TASK: Gather all lines in the entries that include the word "text".

(Data records)
— Start —

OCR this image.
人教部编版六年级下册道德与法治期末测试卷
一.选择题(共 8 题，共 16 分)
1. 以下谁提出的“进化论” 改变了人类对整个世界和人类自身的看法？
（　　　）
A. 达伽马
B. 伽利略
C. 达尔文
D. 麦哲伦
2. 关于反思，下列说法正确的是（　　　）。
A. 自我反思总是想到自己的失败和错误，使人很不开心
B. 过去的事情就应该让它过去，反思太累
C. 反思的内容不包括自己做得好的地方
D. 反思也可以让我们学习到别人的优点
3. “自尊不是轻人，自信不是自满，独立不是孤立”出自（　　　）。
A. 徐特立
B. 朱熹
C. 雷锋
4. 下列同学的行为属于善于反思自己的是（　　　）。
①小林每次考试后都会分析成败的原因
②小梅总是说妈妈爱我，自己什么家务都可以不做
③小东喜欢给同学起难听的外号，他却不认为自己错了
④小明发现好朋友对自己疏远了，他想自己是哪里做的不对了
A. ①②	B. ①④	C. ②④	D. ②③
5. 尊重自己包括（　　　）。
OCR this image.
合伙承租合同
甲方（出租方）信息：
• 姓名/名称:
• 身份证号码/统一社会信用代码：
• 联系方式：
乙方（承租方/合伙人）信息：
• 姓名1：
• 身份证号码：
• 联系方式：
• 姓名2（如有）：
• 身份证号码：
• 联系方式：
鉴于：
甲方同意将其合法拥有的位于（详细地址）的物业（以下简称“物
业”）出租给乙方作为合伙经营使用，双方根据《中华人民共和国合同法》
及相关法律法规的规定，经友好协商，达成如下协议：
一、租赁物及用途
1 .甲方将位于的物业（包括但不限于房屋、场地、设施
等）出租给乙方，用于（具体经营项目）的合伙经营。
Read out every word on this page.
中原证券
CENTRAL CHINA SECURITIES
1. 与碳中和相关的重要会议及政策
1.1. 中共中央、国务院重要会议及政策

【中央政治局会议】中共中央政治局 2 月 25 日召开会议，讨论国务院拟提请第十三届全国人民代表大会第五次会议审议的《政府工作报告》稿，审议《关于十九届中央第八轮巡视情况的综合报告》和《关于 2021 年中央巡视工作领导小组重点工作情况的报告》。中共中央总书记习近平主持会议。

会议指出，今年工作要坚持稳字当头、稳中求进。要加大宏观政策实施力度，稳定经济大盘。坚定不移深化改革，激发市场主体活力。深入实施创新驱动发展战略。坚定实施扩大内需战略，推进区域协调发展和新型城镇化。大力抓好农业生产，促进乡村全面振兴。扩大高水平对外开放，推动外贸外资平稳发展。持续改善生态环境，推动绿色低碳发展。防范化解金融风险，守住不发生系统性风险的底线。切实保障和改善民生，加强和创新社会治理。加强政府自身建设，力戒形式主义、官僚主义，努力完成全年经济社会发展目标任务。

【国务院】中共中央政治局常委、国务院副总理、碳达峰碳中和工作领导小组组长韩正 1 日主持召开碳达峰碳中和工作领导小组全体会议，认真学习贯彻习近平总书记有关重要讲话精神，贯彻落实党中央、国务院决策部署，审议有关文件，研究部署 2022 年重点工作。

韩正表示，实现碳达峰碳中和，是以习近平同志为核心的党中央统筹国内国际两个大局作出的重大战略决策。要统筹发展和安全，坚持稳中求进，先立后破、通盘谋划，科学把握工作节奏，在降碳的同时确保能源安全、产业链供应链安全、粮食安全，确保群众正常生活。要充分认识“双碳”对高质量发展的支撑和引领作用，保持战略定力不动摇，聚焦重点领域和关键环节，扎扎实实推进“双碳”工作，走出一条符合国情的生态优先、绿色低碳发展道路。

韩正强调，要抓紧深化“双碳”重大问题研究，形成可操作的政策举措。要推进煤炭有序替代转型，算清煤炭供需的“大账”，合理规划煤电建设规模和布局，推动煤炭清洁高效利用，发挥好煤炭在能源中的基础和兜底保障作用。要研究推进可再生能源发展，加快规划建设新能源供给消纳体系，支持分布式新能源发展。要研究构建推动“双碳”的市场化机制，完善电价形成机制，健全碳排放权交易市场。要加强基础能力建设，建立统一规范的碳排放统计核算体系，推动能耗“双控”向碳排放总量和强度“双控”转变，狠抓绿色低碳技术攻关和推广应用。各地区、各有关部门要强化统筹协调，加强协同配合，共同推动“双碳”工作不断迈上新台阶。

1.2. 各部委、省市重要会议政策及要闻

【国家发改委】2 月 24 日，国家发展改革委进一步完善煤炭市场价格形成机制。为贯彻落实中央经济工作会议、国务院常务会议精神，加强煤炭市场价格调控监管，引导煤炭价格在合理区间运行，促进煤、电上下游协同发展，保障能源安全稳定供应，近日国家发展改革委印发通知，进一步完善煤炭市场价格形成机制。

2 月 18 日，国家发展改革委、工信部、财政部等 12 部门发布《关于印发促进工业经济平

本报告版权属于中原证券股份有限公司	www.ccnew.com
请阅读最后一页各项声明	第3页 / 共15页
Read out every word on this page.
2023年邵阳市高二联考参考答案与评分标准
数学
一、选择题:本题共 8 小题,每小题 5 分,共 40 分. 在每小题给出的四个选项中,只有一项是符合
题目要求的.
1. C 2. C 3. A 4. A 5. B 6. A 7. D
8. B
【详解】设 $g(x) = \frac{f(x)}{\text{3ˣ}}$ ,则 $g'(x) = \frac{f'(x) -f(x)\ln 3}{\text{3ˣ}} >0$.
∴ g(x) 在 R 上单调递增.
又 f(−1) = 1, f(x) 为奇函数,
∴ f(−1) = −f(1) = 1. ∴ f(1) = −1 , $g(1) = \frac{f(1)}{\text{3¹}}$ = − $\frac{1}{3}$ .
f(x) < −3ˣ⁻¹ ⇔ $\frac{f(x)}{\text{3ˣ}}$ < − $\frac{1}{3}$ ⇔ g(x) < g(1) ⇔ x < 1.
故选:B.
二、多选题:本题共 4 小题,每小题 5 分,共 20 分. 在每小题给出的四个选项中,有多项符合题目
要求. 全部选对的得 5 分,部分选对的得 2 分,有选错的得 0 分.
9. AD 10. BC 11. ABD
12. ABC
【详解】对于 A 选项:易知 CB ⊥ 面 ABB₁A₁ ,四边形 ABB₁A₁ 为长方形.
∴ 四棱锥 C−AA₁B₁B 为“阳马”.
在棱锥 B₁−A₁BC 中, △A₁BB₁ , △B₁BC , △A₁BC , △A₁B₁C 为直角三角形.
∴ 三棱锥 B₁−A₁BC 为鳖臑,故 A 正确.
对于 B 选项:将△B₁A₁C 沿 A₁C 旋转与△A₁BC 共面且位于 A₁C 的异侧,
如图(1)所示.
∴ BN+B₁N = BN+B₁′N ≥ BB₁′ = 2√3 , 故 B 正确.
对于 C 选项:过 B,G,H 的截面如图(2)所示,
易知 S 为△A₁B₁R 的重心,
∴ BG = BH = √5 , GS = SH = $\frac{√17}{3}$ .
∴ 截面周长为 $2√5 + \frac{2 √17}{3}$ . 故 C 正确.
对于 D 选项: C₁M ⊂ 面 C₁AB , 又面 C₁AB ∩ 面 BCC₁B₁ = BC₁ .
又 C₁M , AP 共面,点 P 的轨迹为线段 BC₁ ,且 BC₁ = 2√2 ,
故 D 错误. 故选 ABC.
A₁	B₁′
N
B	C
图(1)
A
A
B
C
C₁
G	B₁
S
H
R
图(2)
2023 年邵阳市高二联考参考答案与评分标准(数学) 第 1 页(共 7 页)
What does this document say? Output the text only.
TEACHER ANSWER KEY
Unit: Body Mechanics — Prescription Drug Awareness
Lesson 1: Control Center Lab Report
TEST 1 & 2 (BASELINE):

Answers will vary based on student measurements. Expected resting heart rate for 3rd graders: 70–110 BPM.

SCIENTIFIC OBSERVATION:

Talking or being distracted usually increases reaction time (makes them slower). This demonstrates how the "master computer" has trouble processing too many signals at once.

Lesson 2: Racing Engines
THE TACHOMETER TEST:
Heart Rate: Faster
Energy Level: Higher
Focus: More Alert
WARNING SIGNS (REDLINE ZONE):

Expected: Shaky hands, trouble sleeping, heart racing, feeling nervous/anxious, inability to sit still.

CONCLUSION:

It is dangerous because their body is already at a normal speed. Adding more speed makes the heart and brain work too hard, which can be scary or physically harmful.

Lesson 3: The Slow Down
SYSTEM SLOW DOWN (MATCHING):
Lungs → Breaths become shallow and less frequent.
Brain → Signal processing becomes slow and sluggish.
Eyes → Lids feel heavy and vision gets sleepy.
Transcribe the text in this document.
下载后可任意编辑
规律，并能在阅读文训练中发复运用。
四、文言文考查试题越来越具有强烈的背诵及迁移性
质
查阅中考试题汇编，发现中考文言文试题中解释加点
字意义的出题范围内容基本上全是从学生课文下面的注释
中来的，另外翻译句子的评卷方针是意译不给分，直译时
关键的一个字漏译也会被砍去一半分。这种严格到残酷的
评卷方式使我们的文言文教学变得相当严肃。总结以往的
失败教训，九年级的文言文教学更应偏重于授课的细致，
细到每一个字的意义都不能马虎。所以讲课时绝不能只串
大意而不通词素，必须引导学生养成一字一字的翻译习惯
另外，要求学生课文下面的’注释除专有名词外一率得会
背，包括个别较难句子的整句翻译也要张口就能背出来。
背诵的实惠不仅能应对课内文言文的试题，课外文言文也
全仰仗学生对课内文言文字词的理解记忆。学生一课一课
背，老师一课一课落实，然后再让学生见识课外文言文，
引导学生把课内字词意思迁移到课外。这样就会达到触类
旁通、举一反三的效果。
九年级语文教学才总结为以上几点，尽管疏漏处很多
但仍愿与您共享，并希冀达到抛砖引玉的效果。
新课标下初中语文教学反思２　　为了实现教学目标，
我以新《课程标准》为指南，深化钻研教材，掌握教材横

— End —

EXPECTED ANSWER:
【详解】设 $g(x) = \frac{f(x)}{\text{3ˣ}}$ ,则 $g'(x) = \frac{f'(x) -f(x)\ln 3}{\text{3ˣ}} >0$.
∴ f(−1) = −f(1) = 1. ∴ f(1) = −1 , $g(1) = \frac{f(1)}{\text{3¹}}$ = − $\frac{1}{3}$ .
f(x) < −3ˣ⁻¹ ⇔ $\frac{f(x)}{\text{3ˣ}}$ < − $\frac{1}{3}$ ⇔ g(x) < g(1) ⇔ x < 1.
What does this document say? Output the text only.
Transcribe the text in this document.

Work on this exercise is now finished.